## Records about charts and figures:

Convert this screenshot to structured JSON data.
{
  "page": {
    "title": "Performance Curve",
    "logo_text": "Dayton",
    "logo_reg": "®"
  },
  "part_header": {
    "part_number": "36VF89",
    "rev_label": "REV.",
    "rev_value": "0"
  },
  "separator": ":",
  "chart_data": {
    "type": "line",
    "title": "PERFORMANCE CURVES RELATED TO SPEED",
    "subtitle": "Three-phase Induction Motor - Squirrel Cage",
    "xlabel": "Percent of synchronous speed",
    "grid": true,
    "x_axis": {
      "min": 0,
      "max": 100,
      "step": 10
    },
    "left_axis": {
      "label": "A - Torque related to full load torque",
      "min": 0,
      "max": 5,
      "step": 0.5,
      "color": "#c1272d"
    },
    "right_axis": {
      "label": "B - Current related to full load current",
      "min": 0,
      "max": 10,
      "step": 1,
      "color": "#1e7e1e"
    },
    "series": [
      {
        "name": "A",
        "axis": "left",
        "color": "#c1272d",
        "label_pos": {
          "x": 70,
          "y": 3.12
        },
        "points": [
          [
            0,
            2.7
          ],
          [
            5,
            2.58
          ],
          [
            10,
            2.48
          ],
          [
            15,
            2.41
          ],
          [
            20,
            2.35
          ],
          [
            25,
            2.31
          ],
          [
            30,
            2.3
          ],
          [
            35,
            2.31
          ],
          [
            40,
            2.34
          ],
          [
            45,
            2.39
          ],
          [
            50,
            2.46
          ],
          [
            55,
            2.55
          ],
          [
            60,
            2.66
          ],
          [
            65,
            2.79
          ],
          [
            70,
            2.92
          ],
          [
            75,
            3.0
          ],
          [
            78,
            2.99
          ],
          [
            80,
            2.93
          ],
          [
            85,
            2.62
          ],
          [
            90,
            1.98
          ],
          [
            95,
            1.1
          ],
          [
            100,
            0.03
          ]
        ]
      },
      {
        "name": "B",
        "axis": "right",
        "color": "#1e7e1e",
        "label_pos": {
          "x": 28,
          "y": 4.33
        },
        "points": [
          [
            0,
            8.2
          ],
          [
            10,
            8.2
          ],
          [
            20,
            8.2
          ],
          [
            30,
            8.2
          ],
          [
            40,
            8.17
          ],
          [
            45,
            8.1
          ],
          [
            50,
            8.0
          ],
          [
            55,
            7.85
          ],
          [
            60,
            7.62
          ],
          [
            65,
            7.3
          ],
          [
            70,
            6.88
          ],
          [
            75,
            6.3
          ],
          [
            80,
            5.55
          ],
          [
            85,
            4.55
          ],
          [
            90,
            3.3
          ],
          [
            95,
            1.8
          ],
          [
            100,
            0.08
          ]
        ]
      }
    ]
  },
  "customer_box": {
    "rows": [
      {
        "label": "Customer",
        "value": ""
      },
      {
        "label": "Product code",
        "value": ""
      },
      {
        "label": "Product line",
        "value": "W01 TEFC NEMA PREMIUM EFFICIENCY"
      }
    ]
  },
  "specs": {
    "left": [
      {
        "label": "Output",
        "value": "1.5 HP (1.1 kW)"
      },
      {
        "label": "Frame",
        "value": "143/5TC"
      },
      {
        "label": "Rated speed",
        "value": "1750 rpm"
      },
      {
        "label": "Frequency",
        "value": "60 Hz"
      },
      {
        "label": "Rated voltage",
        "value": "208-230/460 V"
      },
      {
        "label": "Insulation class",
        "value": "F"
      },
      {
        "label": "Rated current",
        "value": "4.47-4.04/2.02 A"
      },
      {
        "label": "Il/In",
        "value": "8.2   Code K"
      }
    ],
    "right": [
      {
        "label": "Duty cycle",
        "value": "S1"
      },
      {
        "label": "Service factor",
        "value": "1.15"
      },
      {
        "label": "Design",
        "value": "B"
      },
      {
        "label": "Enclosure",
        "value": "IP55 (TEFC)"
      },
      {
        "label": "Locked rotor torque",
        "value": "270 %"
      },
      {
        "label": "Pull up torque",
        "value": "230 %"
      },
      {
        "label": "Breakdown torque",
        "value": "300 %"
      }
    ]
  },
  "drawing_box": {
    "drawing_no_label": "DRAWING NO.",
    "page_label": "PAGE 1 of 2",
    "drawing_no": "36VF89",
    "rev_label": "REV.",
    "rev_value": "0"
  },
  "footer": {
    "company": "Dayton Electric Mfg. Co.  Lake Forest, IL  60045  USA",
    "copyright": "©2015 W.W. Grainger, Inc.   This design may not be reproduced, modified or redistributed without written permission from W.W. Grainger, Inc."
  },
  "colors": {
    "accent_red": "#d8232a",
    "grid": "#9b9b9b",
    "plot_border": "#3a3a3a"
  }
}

## The exercise:
Every line in the data above that contains "torque" needs to be copied.

## The output:
      "label": "A - Torque related to full load torque",
        "label": "Locked rotor torque",
        "label": "Pull up torque",
        "label": "Breakdown torque",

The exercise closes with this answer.